== Your instructions ==
Print the line that contains "What text is on this page?" and every line after it through the last line of the records below, exactly as written and nothing else.

(Records excerpted from a collection)

** START **

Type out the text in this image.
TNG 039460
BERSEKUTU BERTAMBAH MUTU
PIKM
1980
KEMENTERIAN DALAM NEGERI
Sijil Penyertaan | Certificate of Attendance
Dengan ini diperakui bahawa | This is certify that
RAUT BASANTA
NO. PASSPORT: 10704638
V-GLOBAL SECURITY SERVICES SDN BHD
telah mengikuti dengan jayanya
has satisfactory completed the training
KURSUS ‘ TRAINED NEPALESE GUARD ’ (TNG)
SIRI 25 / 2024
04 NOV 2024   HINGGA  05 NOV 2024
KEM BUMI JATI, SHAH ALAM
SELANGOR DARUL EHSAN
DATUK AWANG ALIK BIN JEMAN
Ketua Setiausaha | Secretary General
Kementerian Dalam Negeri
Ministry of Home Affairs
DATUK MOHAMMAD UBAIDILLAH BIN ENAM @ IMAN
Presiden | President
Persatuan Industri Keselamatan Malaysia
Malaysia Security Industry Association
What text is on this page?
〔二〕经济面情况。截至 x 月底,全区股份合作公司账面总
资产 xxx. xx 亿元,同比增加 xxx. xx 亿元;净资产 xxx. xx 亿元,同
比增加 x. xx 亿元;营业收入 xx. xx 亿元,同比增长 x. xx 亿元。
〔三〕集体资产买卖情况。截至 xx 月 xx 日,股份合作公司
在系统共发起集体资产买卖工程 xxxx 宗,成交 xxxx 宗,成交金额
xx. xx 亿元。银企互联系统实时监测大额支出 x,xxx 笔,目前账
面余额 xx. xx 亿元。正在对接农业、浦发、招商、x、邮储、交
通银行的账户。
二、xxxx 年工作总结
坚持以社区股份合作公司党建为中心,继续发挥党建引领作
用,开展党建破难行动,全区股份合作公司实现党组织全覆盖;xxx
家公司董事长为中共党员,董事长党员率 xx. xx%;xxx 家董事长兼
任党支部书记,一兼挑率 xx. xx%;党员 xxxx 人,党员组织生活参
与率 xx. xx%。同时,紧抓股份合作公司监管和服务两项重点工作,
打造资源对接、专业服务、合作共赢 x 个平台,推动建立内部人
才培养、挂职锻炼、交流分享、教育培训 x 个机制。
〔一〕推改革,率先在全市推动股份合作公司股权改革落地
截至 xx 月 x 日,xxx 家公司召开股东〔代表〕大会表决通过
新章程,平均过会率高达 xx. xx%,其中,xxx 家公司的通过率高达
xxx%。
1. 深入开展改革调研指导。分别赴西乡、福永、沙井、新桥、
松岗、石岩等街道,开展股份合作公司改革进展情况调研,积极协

** END **

== Final answer ==
What text is on this page?
〔二〕经济面情况。截至 x 月底,全区股份合作公司账面总
资产 xxx. xx 亿元,同比增加 xxx. xx 亿元;净资产 xxx. xx 亿元,同
比增加 x. xx 亿元;营业收入 xx. xx 亿元,同比增长 x. xx 亿元。
〔三〕集体资产买卖情况。截至 xx 月 xx 日,股份合作公司
在系统共发起集体资产买卖工程 xxxx 宗,成交 xxxx 宗,成交金额
xx. xx 亿元。银企互联系统实时监测大额支出 x,xxx 笔,目前账
面余额 xx. xx 亿元。正在对接农业、浦发、招商、x、邮储、交
通银行的账户。
二、xxxx 年工作总结
坚持以社区股份合作公司党建为中心,继续发挥党建引领作
用,开展党建破难行动,全区股份合作公司实现党组织全覆盖;xxx
家公司董事长为中共党员,董事长党员率 xx. xx%;xxx 家董事长兼
任党支部书记,一兼挑率 xx. xx%;党员 xxxx 人,党员组织生活参
与率 xx. xx%。同时,紧抓股份合作公司监管和服务两项重点工作,
打造资源对接、专业服务、合作共赢 x 个平台,推动建立内部人
才培养、挂职锻炼、交流分享、教育培训 x 个机制。
〔一〕推改革,率先在全市推动股份合作公司股权改革落地
截至 xx 月 x 日,xxx 家公司召开股东〔代表〕大会表决通过
新章程,平均过会率高达 xx. xx%,其中,xxx 家公司的通过率高达
xxx%。
1. 深入开展改革调研指导。分别赴西乡、福永、沙井、新桥、
松岗、石岩等街道,开展股份合作公司改革进展情况调研,积极协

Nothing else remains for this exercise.